(begin)
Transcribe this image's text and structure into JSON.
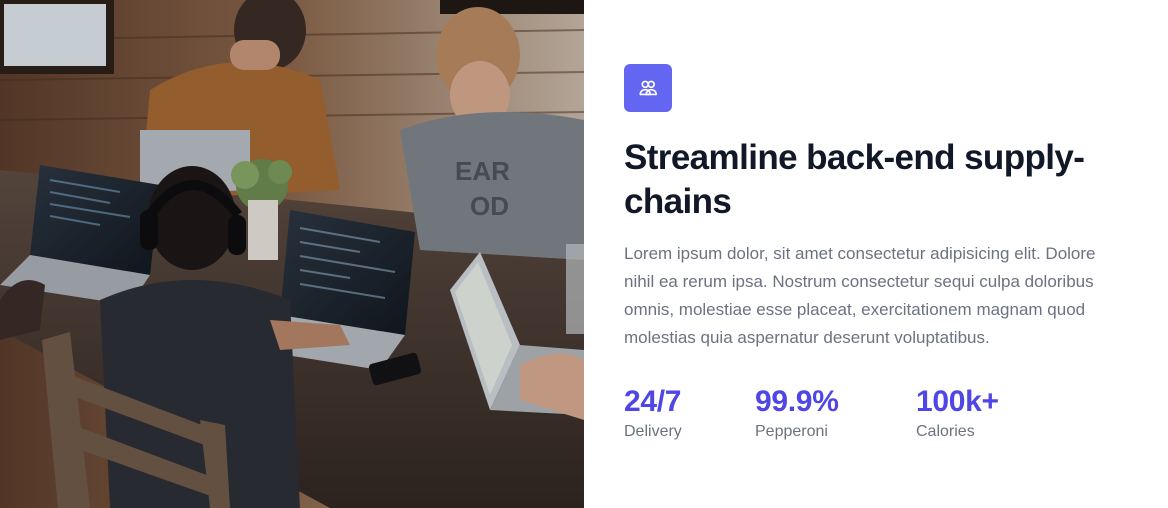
{
  "hero_image": {
    "description_icon": "team-working-photo"
  },
  "feature": {
    "icon": "users-icon",
    "accent_color": "#6366f1",
    "title": "Streamline back-end supply-chains",
    "body": "Lorem ipsum dolor, sit amet consectetur adipisicing elit. Dolore nihil ea rerum ipsa. Nostrum consectetur sequi culpa doloribus omnis, molestiae esse placeat, exercitationem magnam quod molestias quia aspernatur deserunt voluptatibus."
  },
  "stats": [
    {
      "value": "24/7",
      "label": "Delivery"
    },
    {
      "value": "99.9%",
      "label": "Pepperoni"
    },
    {
      "value": "100k+",
      "label": "Calories"
    }
  ],
  "colors": {
    "stat_value": "#4f46e5",
    "heading": "#111827",
    "muted": "#6b7280"
  }
}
(end)
§ **SHORT TASK**
Leave out the pictures and print every line of the data exactly.

§ **ANSWER TO THE EXERCISE**
Transcribe this image's text and structure into JSON.
{
  "hero_image": {
    "description_icon": "team-working-photo"
  },
  "feature": {
    "icon": "users-icon",
    "accent_color": "#6366f1",
    "title": "Streamline back-end supply-chains",
    "body": "Lorem ipsum dolor, sit amet consectetur adipisicing elit. Dolore nihil ea rerum ipsa. Nostrum consectetur sequi culpa doloribus omnis, molestiae esse placeat, exercitationem magnam quod molestias quia aspernatur deserunt voluptatibus."
  },
  "stats": [
    {
      "value": "24/7",
      "label": "Delivery"
    },
    {
      "value": "99.9%",
      "label": "Pepperoni"
    },
    {
      "value": "100k+",
      "label": "Calories"
    }
  ],
  "colors": {
    "stat_value": "#4f46e5",
    "heading": "#111827",
    "muted": "#6b7280"
  }
}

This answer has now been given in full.